What you have to do. Starting from the line containing "Parse this screenshot: output", give again every line through the end of the entries, word for word. Pictures stay out of the copy.

----- Input material

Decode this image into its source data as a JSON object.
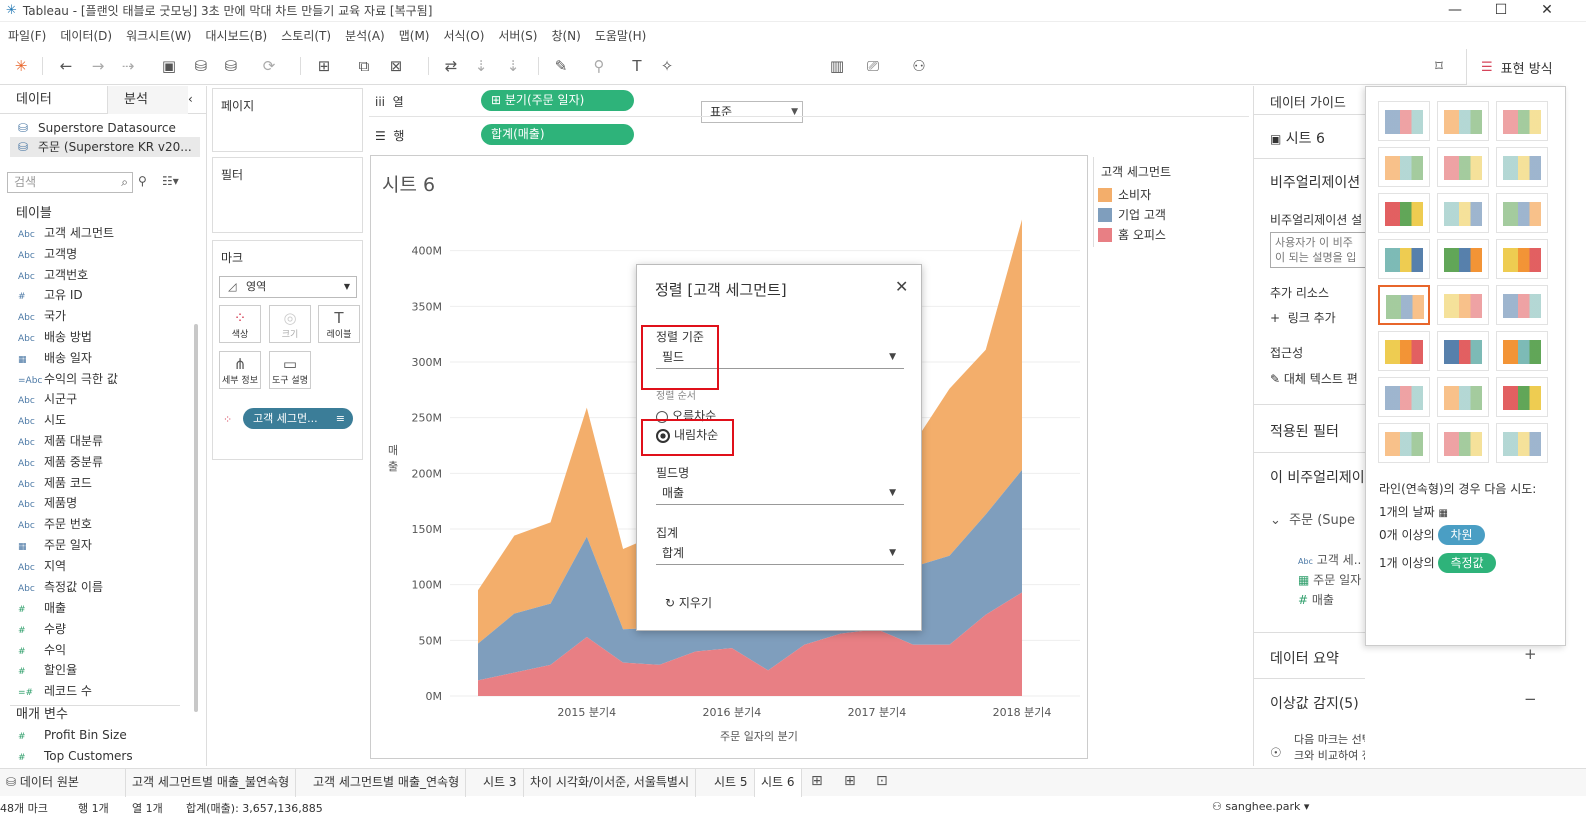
{
  "window": {
    "title": "Tableau - [플랜잇 태블로 굿모닝] 3초 만에 막대 차트 만들기 교육 자료 [복구됨]",
    "min": "—",
    "max": "☐",
    "close": "✕"
  },
  "menu": [
    "파일(F)",
    "데이터(D)",
    "워크시트(W)",
    "대시보드(B)",
    "스토리(T)",
    "분석(A)",
    "맵(M)",
    "서식(O)",
    "서버(S)",
    "창(N)",
    "도움말(H)"
  ],
  "toolbar": {
    "fit": "표준",
    "showme": "표현 방식"
  },
  "left": {
    "tabs": [
      "데이터",
      "분석"
    ],
    "datasources": [
      "Superstore Datasource",
      "주문 (Superstore KR v20..."
    ],
    "search_placeholder": "검색",
    "tables_label": "테이블",
    "dimensions": [
      {
        "icon": "Abc",
        "name": "고객 세그먼트"
      },
      {
        "icon": "Abc",
        "name": "고객명"
      },
      {
        "icon": "Abc",
        "name": "고객번호"
      },
      {
        "icon": "#",
        "name": "고유 ID"
      },
      {
        "icon": "Abc",
        "name": "국가"
      },
      {
        "icon": "Abc",
        "name": "배송 방법"
      },
      {
        "icon": "▦",
        "name": "배송 일자"
      },
      {
        "icon": "=Abc",
        "name": "수익의 극한 값"
      },
      {
        "icon": "Abc",
        "name": "시군구"
      },
      {
        "icon": "Abc",
        "name": "시도"
      },
      {
        "icon": "Abc",
        "name": "제품 대분류"
      },
      {
        "icon": "Abc",
        "name": "제품 중분류"
      },
      {
        "icon": "Abc",
        "name": "제품 코드"
      },
      {
        "icon": "Abc",
        "name": "제품명"
      },
      {
        "icon": "Abc",
        "name": "주문 번호"
      },
      {
        "icon": "▦",
        "name": "주문 일자"
      },
      {
        "icon": "Abc",
        "name": "지역"
      },
      {
        "icon": "Abc",
        "name": "측정값 이름"
      }
    ],
    "measures": [
      {
        "icon": "#",
        "name": "매출"
      },
      {
        "icon": "#",
        "name": "수량"
      },
      {
        "icon": "#",
        "name": "수익"
      },
      {
        "icon": "#",
        "name": "할인율"
      },
      {
        "icon": "=#",
        "name": "레코드 수"
      }
    ],
    "params_label": "매개 변수",
    "params": [
      {
        "icon": "#",
        "name": "Profit Bin Size"
      },
      {
        "icon": "#",
        "name": "Top Customers"
      }
    ]
  },
  "shelves": {
    "pages": "페이지",
    "filters": "필터",
    "marks": "마크",
    "mark_type": "영역",
    "mark_buttons": [
      "색상",
      "크기",
      "레이블",
      "세부 정보",
      "도구 설명"
    ],
    "mark_pill": "고객 세그먼...",
    "columns_label": "열",
    "columns_pill": "⊞ 분기(주문 일자)",
    "rows_label": "행",
    "rows_pill": "합계(매출)"
  },
  "chart": {
    "sheet_title": "시트 6",
    "x_axis_title": "주문 일자의 분기",
    "y_axis_title": "매출"
  },
  "chart_data": {
    "type": "area",
    "stacked": true,
    "title": "시트 6",
    "xlabel": "주문 일자의 분기",
    "ylabel": "매출",
    "ylim": [
      0,
      450
    ],
    "y_unit": "M",
    "y_ticks": [
      "0M",
      "50M",
      "100M",
      "150M",
      "200M",
      "250M",
      "300M",
      "350M",
      "400M"
    ],
    "x_tick_labels": [
      "2015 분기4",
      "2016 분기4",
      "2017 분기4",
      "2018 분기4"
    ],
    "legend_position": "right",
    "series": [
      {
        "name": "홈 오피스",
        "color": "#e87f84",
        "values": [
          14,
          21,
          28,
          53,
          30,
          28,
          40,
          43,
          23,
          46,
          56,
          60,
          46,
          46,
          73,
          93
        ]
      },
      {
        "name": "기업 고객",
        "color": "#7f9ebd",
        "values": [
          33,
          53,
          55,
          90,
          30,
          33,
          58,
          59,
          83,
          67,
          58,
          75,
          70,
          80,
          90,
          110
        ]
      },
      {
        "name": "소비자",
        "color": "#f3ae6b",
        "values": [
          48,
          70,
          73,
          116,
          72,
          85,
          117,
          112,
          145,
          125,
          140,
          110,
          110,
          150,
          148,
          225
        ]
      }
    ]
  },
  "legend": {
    "title": "고객 세그먼트",
    "items": [
      {
        "name": "소비자",
        "color": "#f3ae6b"
      },
      {
        "name": "기업 고객",
        "color": "#7f9ebd"
      },
      {
        "name": "홈 오피스",
        "color": "#e87f84"
      }
    ]
  },
  "dialog": {
    "title": "정렬 [고객 세그먼트]",
    "close": "✕",
    "sort_by_label": "정렬 기준",
    "sort_by_value": "필드",
    "order_label": "정렬 순서",
    "asc": "오름차순",
    "desc": "내림차순",
    "field_label": "필드명",
    "field_value": "매출",
    "agg_label": "집계",
    "agg_value": "합계",
    "clear": "↻ 지우기"
  },
  "right": {
    "header": "데이터 가이드",
    "sheet": "시트 6",
    "viz_desc": "비주얼리제이션",
    "viz_desc2": "비주얼리제이션 설",
    "placeholder1": "사용자가 이 비주",
    "placeholder2": "이 되는 설명을 입",
    "resources": "추가 리소스",
    "add_link": "링크 추가",
    "accessibility": "접근성",
    "alt_text": "대체 텍스트 편",
    "filters_applied": "적용된 필터",
    "this_viz": "이 비주얼리제이",
    "tree_root": "주문 (Supe",
    "tree_items": [
      "고객 세..",
      "주문 일자",
      "매출"
    ],
    "data_summary": "데이터 요약",
    "outliers": "이상값 감지(5)",
    "outlier_text1": "다음 마크는 선택한 비주얼리제이션의 다른 마",
    "outlier_text2": "크와 비교하여 정상이 아닌 것으로 감지되었습"
  },
  "showme": {
    "hint_line": "라인(연속형)의 경우 다음 시도:",
    "hint1": "1개의 날짜",
    "hint2_pre": "0개 이상의",
    "hint2_pill": "차원",
    "hint3_pre": "1개 이상의",
    "hint3_pill": "측정값",
    "dim_color": "#4a9ec4",
    "meas_color": "#2eb37a"
  },
  "sheet_tabs": [
    "데이터 원본",
    "고객 세그먼트별 매출_불연속형",
    "고객 세그먼트별 매출_연속형",
    "시트 3",
    "차이 시각화/이서준, 서울특별시",
    "시트 5",
    "시트 6"
  ],
  "status": {
    "marks": "48개 마크",
    "rows": "행 1개",
    "cols": "열 1개",
    "sum": "합계(매출): 3,657,136,885",
    "user": "sanghee.park"
  }
}
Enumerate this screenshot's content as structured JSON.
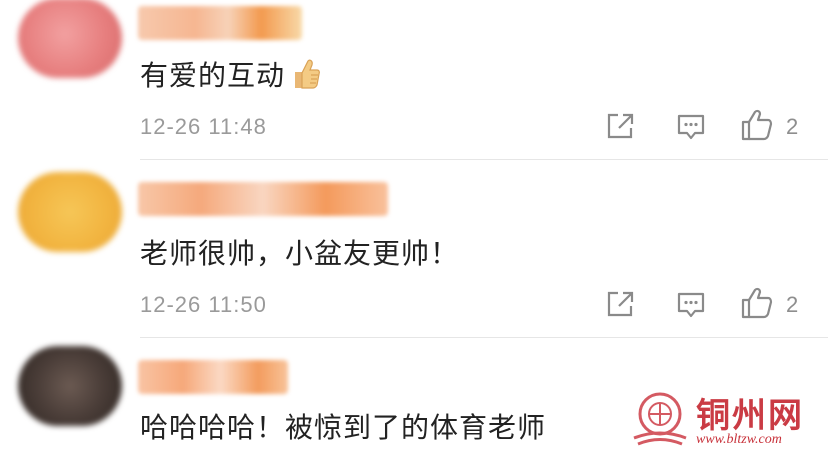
{
  "comments": [
    {
      "text": "有爱的互动",
      "time": "12-26 11:48",
      "likes": "2",
      "emoji": "thumbs-up"
    },
    {
      "text": "老师很帅，小盆友更帅！",
      "time": "12-26 11:50",
      "likes": "2"
    },
    {
      "text": "哈哈哈哈！被惊到了的体育老师"
    }
  ],
  "watermark": {
    "title": "铜州网",
    "url": "www.bltzw.com"
  },
  "colors": {
    "icon": "#8a8a8a",
    "text": "#222222",
    "meta": "#9a9a9a",
    "watermark": "#c8313a"
  }
}
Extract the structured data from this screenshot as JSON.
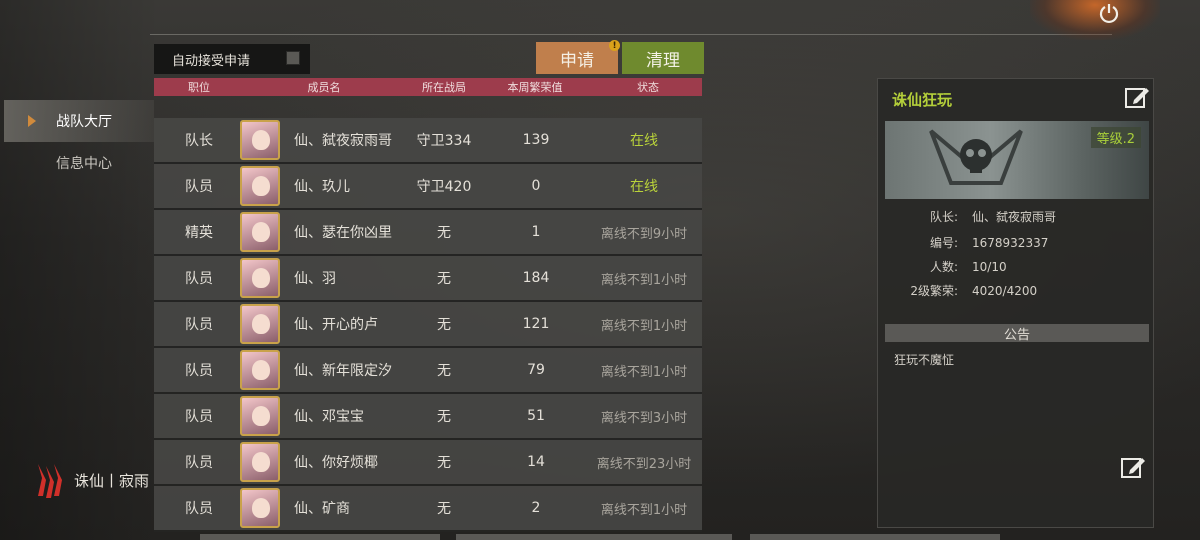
{
  "colors": {
    "accent_orange": "#c07f4c",
    "accent_green": "#6f8a2e",
    "header_red": "#9d3c4c",
    "online_green": "#b9d23a"
  },
  "toolbar": {
    "auto_accept_label": "自动接受申请",
    "apply_label": "申请",
    "apply_badge": "!",
    "clean_label": "清理"
  },
  "nav": {
    "items": [
      {
        "label": "战队大厅",
        "active": true
      },
      {
        "label": "信息中心",
        "active": false
      }
    ]
  },
  "brand": {
    "name": "诛仙丨寂雨",
    "logo_icon": "red-magic-logo-icon"
  },
  "table": {
    "headers": [
      "职位",
      "成员名",
      "所在战局",
      "本周繁荣值",
      "状态"
    ],
    "rows": [
      {
        "role": "队长",
        "name": "仙、弑夜寂雨哥",
        "zone": "守卫334",
        "prosperity": "139",
        "status": "在线",
        "online": true
      },
      {
        "role": "队员",
        "name": "仙、玖儿",
        "zone": "守卫420",
        "prosperity": "0",
        "status": "在线",
        "online": true
      },
      {
        "role": "精英",
        "name": "仙、瑟在你凶里",
        "zone": "无",
        "prosperity": "1",
        "status": "离线不到9小时",
        "online": false
      },
      {
        "role": "队员",
        "name": "仙、羽",
        "zone": "无",
        "prosperity": "184",
        "status": "离线不到1小时",
        "online": false
      },
      {
        "role": "队员",
        "name": "仙、开心的卢",
        "zone": "无",
        "prosperity": "121",
        "status": "离线不到1小时",
        "online": false
      },
      {
        "role": "队员",
        "name": "仙、新年限定汐",
        "zone": "无",
        "prosperity": "79",
        "status": "离线不到1小时",
        "online": false
      },
      {
        "role": "队员",
        "name": "仙、邓宝宝",
        "zone": "无",
        "prosperity": "51",
        "status": "离线不到3小时",
        "online": false
      },
      {
        "role": "队员",
        "name": "仙、你好烦椰",
        "zone": "无",
        "prosperity": "14",
        "status": "离线不到23小时",
        "online": false
      },
      {
        "role": "队员",
        "name": "仙、矿商",
        "zone": "无",
        "prosperity": "2",
        "status": "离线不到1小时",
        "online": false
      }
    ]
  },
  "team": {
    "name": "诛仙狂玩",
    "level": "等级.2",
    "info": [
      {
        "key": "队长:",
        "value": "仙、弑夜寂雨哥"
      },
      {
        "key": "编号:",
        "value": "1678932337"
      },
      {
        "key": "人数:",
        "value": "10/10"
      },
      {
        "key": "2级繁荣:",
        "value": "4020/4200"
      }
    ],
    "notice_title": "公告",
    "notice_text": "狂玩不魔怔"
  }
}
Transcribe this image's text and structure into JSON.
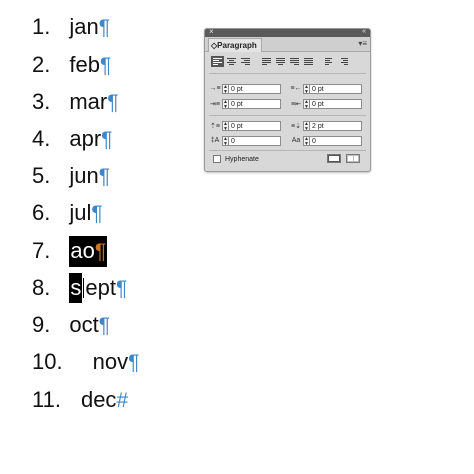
{
  "list": [
    {
      "num": "1.",
      "word": "jan",
      "mark": "¶"
    },
    {
      "num": "2.",
      "word": "feb",
      "mark": "¶"
    },
    {
      "num": "3.",
      "word": "mar",
      "mark": "¶"
    },
    {
      "num": "4.",
      "word": "apr",
      "mark": "¶"
    },
    {
      "num": "5.",
      "word": "jun",
      "mark": "¶"
    },
    {
      "num": "6.",
      "word": "jul",
      "mark": "¶"
    },
    {
      "num": "7.",
      "word": "ao",
      "mark": "¶"
    },
    {
      "num": "8.",
      "word_sel": "s",
      "word_rest": "ept",
      "mark": "¶"
    },
    {
      "num": "9.",
      "word": "oct",
      "mark": "¶"
    },
    {
      "num": "10.",
      "word": "nov",
      "mark": "¶"
    },
    {
      "num": "11.",
      "word": "dec",
      "mark": "#"
    }
  ],
  "panel": {
    "title": "Paragraph",
    "close_glyph": "×",
    "collapse_glyph": "«",
    "menu_glyph": "▾≡",
    "tab_arrow": "◇",
    "fields": {
      "left_indent": "0 pt",
      "right_indent": "0 pt",
      "first_line_indent": "0 pt",
      "last_line_indent": "0 pt",
      "space_before": "0 pt",
      "space_after": "2 pt",
      "drop_cap_lines": "0",
      "drop_cap_chars": "0"
    },
    "hyphenate_label": "Hyphenate",
    "hyphenate_checked": false
  },
  "colors": {
    "pilcrow": "#3d86c8",
    "selection": "#000000",
    "panel_bg": "#d8d8d8"
  }
}
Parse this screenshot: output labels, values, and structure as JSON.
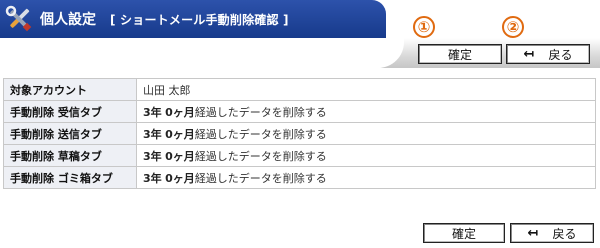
{
  "header": {
    "title": "個人設定",
    "subtitle": "[ ショートメール手動削除確認 ]"
  },
  "annotations": {
    "marker1": "①",
    "marker2": "②"
  },
  "toolbar": {
    "confirm_label": "確定",
    "back_label": "戻る"
  },
  "rows": [
    {
      "label": "対象アカウント",
      "value": "山田 太郎"
    },
    {
      "label": "手動削除 受信タブ",
      "years": "3年",
      "months": "0ヶ月",
      "text": "経過したデータを削除する"
    },
    {
      "label": "手動削除 送信タブ",
      "years": "3年",
      "months": "0ヶ月",
      "text": "経過したデータを削除する"
    },
    {
      "label": "手動削除 草稿タブ",
      "years": "3年",
      "months": "0ヶ月",
      "text": "経過したデータを削除する"
    },
    {
      "label": "手動削除 ゴミ箱タブ",
      "years": "3年",
      "months": "0ヶ月",
      "text": "経過したデータを削除する"
    }
  ],
  "colors": {
    "header_blue": "#1f45a0",
    "annotation_orange": "#e06a10"
  }
}
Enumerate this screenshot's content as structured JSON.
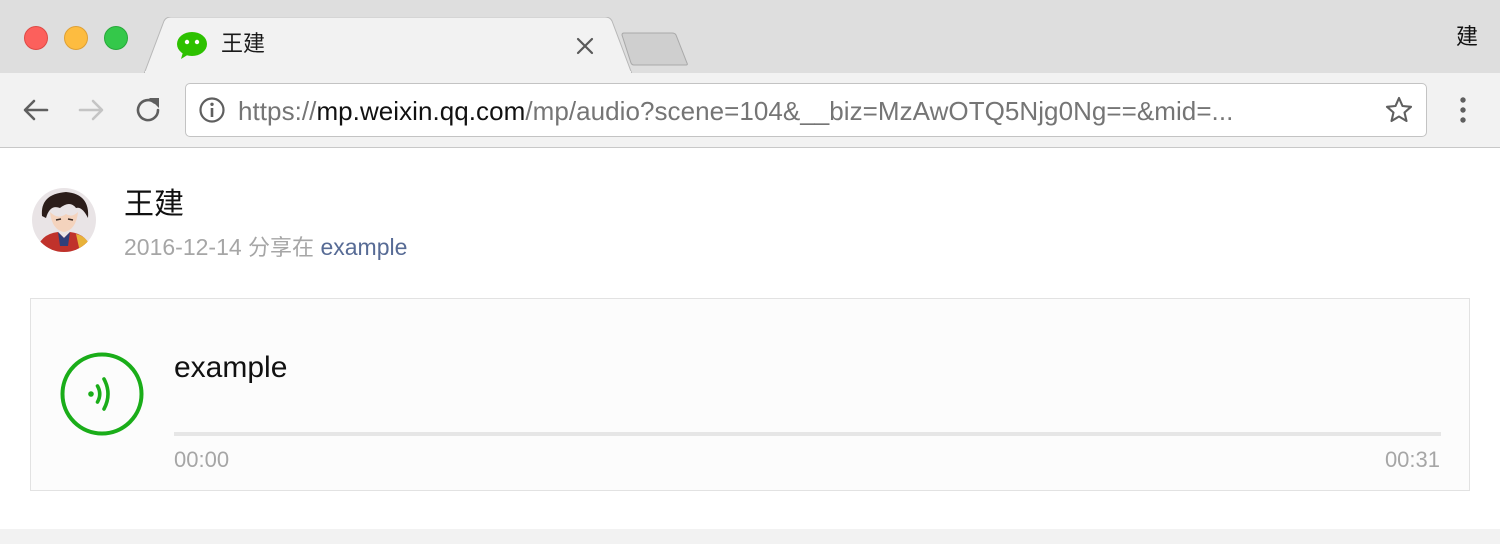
{
  "browser": {
    "tab": {
      "title": "王建",
      "favicon": "wechat-icon",
      "close_icon": "close-icon"
    },
    "new_tab_icon": "new-tab-icon",
    "profile_label": "建",
    "toolbar": {
      "back_icon": "back-arrow-icon",
      "forward_icon": "forward-arrow-icon",
      "reload_icon": "reload-icon",
      "info_icon": "info-icon",
      "url_scheme": "https://",
      "url_host": "mp.weixin.qq.com",
      "url_rest": "/mp/audio?scene=104&__biz=MzAwOTQ5Njg0Ng==&mid=...",
      "bookmark_icon": "star-icon",
      "menu_icon": "more-vertical-icon"
    }
  },
  "page": {
    "author": {
      "name": "王建",
      "avatar": "avatar"
    },
    "meta": {
      "date": "2016-12-14",
      "shared_in": "分享在",
      "source": "example"
    },
    "audio": {
      "title": "example",
      "current_time": "00:00",
      "duration": "00:31",
      "progress": 0,
      "play_icon": "audio-wave-icon"
    }
  },
  "colors": {
    "accent_green": "#1aad19",
    "link_blue": "#576b95",
    "muted_text": "#a6a6a6"
  }
}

----------

Answer to this problem.
Parse this screenshot: output labels, values, and structure as JSON.
{
  "header": {
    "title": "個人設定",
    "subtitle": "[ ショートメール手動削除確認 ]"
  },
  "annotations": {
    "marker1": "①",
    "marker2": "②"
  },
  "toolbar": {
    "confirm_label": "確定",
    "back_label": "戻る"
  },
  "rows": [
    {
      "label": "対象アカウント",
      "value": "山田 太郎"
    },
    {
      "label": "手動削除 受信タブ",
      "years": "3年",
      "months": "0ヶ月",
      "text": "経過したデータを削除する"
    },
    {
      "label": "手動削除 送信タブ",
      "years": "3年",
      "months": "0ヶ月",
      "text": "経過したデータを削除する"
    },
    {
      "label": "手動削除 草稿タブ",
      "years": "3年",
      "months": "0ヶ月",
      "text": "経過したデータを削除する"
    },
    {
      "label": "手動削除 ゴミ箱タブ",
      "years": "3年",
      "months": "0ヶ月",
      "text": "経過したデータを削除する"
    }
  ],
  "colors": {
    "header_blue": "#1f45a0",
    "annotation_orange": "#e06a10"
  }
}
Enumerate this screenshot's content as structured JSON.
{
  "browser": {
    "tab": {
      "title": "王建",
      "favicon": "wechat-icon",
      "close_icon": "close-icon"
    },
    "new_tab_icon": "new-tab-icon",
    "profile_label": "建",
    "toolbar": {
      "back_icon": "back-arrow-icon",
      "forward_icon": "forward-arrow-icon",
      "reload_icon": "reload-icon",
      "info_icon": "info-icon",
      "url_scheme": "https://",
      "url_host": "mp.weixin.qq.com",
      "url_rest": "/mp/audio?scene=104&__biz=MzAwOTQ5Njg0Ng==&mid=...",
      "bookmark_icon": "star-icon",
      "menu_icon": "more-vertical-icon"
    }
  },
  "page": {
    "author": {
      "name": "王建",
      "avatar": "avatar"
    },
    "meta": {
      "date": "2016-12-14",
      "shared_in": "分享在",
      "source": "example"
    },
    "audio": {
      "title": "example",
      "current_time": "00:00",
      "duration": "00:31",
      "progress": 0,
      "play_icon": "audio-wave-icon"
    }
  },
  "colors": {
    "accent_green": "#1aad19",
    "link_blue": "#576b95",
    "muted_text": "#a6a6a6"
  }
}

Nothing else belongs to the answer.